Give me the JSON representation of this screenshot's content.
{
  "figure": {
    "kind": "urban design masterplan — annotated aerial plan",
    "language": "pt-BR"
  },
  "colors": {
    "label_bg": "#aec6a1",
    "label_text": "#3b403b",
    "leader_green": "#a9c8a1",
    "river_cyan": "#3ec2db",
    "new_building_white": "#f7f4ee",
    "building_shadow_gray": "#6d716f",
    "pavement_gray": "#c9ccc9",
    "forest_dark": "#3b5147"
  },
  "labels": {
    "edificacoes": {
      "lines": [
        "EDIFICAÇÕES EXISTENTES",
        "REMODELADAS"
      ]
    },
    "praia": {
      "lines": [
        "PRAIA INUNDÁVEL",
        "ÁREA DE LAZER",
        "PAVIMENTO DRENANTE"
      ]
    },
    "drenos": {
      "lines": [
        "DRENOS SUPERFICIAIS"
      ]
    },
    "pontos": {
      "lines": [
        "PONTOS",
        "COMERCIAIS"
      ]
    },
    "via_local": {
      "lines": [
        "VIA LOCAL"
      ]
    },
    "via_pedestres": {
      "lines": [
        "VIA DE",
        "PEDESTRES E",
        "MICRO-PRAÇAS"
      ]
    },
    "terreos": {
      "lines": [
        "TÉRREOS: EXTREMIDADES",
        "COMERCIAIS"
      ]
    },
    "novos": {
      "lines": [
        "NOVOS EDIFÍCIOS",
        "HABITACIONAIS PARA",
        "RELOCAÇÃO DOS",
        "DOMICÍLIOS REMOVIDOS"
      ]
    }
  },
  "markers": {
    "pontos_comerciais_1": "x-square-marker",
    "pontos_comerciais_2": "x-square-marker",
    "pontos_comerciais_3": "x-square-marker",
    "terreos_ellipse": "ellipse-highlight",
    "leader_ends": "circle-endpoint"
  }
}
□ □ □
# [Task details]
Extract all lines containing the word "square".

# [Exercise output]
    "pontos_comerciais_1": "x-square-marker",
    "pontos_comerciais_2": "x-square-marker",
    "pontos_comerciais_3": "x-square-marker",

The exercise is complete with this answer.